Reproduce every entry exactly.

>> BEGIN

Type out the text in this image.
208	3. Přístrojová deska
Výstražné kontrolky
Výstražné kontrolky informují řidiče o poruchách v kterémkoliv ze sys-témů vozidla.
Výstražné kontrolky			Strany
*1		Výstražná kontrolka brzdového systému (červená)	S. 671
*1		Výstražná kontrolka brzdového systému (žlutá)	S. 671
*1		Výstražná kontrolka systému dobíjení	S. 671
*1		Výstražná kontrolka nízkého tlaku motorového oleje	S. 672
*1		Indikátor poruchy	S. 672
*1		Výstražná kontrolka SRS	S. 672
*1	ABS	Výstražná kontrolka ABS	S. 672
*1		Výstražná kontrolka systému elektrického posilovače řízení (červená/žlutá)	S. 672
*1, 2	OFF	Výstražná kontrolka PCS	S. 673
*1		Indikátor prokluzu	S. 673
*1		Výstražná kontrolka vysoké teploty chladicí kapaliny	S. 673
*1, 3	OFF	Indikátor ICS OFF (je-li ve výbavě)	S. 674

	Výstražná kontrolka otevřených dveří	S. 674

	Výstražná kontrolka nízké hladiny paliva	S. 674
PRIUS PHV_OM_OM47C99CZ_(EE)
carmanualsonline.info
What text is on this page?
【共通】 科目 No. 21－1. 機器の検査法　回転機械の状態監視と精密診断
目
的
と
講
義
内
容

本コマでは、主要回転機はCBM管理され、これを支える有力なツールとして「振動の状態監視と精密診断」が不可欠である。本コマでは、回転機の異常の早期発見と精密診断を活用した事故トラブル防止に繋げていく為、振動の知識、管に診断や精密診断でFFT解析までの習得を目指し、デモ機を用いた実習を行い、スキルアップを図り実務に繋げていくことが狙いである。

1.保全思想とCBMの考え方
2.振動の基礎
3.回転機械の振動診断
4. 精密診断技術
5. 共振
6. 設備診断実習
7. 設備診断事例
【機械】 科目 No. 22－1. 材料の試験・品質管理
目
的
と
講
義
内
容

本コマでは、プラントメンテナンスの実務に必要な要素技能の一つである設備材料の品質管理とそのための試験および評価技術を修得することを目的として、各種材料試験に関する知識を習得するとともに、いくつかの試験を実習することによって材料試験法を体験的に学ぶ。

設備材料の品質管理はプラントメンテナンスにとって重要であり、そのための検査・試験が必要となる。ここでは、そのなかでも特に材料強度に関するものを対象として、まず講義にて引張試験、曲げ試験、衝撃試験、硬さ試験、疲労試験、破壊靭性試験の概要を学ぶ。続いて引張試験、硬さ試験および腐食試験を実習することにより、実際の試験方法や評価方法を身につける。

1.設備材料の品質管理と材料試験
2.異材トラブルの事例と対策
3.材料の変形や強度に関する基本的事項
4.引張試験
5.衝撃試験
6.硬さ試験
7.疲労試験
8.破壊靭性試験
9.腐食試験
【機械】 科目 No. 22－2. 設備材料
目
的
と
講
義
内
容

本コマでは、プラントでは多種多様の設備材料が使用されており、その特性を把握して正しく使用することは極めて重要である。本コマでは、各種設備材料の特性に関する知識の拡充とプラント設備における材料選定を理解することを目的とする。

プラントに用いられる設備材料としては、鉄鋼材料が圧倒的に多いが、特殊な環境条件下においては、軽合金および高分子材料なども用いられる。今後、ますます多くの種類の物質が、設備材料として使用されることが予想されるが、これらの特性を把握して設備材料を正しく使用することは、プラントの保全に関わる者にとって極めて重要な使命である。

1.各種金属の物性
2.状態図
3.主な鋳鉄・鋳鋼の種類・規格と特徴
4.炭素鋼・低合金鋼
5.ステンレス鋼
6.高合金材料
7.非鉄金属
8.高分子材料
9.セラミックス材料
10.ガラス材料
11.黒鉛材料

>> END

* Task solution
Type out the text in this image.
208	3. Přístrojová deska
Výstražné kontrolky
Výstražné kontrolky informují řidiče o poruchách v kterémkoliv ze sys-témů vozidla.
Výstražné kontrolky			Strany
*1		Výstražná kontrolka brzdového systému (červená)	S. 671
*1		Výstražná kontrolka brzdového systému (žlutá)	S. 671
*1		Výstražná kontrolka systému dobíjení	S. 671
*1		Výstražná kontrolka nízkého tlaku motorového oleje	S. 672
*1		Indikátor poruchy	S. 672
*1		Výstražná kontrolka SRS	S. 672
*1	ABS	Výstražná kontrolka ABS	S. 672
*1		Výstražná kontrolka systému elektrického posilovače řízení (červená/žlutá)	S. 672
*1, 2	OFF	Výstražná kontrolka PCS	S. 673
*1		Indikátor prokluzu	S. 673
*1		Výstražná kontrolka vysoké teploty chladicí kapaliny	S. 673
*1, 3	OFF	Indikátor ICS OFF (je-li ve výbavě)	S. 674

	Výstražná kontrolka otevřených dveří	S. 674

	Výstražná kontrolka nízké hladiny paliva	S. 674
PRIUS PHV_OM_OM47C99CZ_(EE)
carmanualsonline.info
What text is on this page?
【共通】 科目 No. 21－1. 機器の検査法　回転機械の状態監視と精密診断
目
的
と
講
義
内
容

本コマでは、主要回転機はCBM管理され、これを支える有力なツールとして「振動の状態監視と精密診断」が不可欠である。本コマでは、回転機の異常の早期発見と精密診断を活用した事故トラブル防止に繋げていく為、振動の知識、管に診断や精密診断でFFT解析までの習得を目指し、デモ機を用いた実習を行い、スキルアップを図り実務に繋げていくことが狙いである。

1.保全思想とCBMの考え方
2.振動の基礎
3.回転機械の振動診断
4. 精密診断技術
5. 共振
6. 設備診断実習
7. 設備診断事例
【機械】 科目 No. 22－1. 材料の試験・品質管理
目
的
と
講
義
内
容

本コマでは、プラントメンテナンスの実務に必要な要素技能の一つである設備材料の品質管理とそのための試験および評価技術を修得することを目的として、各種材料試験に関する知識を習得するとともに、いくつかの試験を実習することによって材料試験法を体験的に学ぶ。

設備材料の品質管理はプラントメンテナンスにとって重要であり、そのための検査・試験が必要となる。ここでは、そのなかでも特に材料強度に関するものを対象として、まず講義にて引張試験、曲げ試験、衝撃試験、硬さ試験、疲労試験、破壊靭性試験の概要を学ぶ。続いて引張試験、硬さ試験および腐食試験を実習することにより、実際の試験方法や評価方法を身につける。

1.設備材料の品質管理と材料試験
2.異材トラブルの事例と対策
3.材料の変形や強度に関する基本的事項
4.引張試験
5.衝撃試験
6.硬さ試験
7.疲労試験
8.破壊靭性試験
9.腐食試験
【機械】 科目 No. 22－2. 設備材料
目
的
と
講
義
内
容

本コマでは、プラントでは多種多様の設備材料が使用されており、その特性を把握して正しく使用することは極めて重要である。本コマでは、各種設備材料の特性に関する知識の拡充とプラント設備における材料選定を理解することを目的とする。

プラントに用いられる設備材料としては、鉄鋼材料が圧倒的に多いが、特殊な環境条件下においては、軽合金および高分子材料なども用いられる。今後、ますます多くの種類の物質が、設備材料として使用されることが予想されるが、これらの特性を把握して設備材料を正しく使用することは、プラントの保全に関わる者にとって極めて重要な使命である。

1.各種金属の物性
2.状態図
3.主な鋳鉄・鋳鋼の種類・規格と特徴
4.炭素鋼・低合金鋼
5.ステンレス鋼
6.高合金材料
7.非鉄金属
8.高分子材料
9.セラミックス材料
10.ガラス材料
11.黒鉛材料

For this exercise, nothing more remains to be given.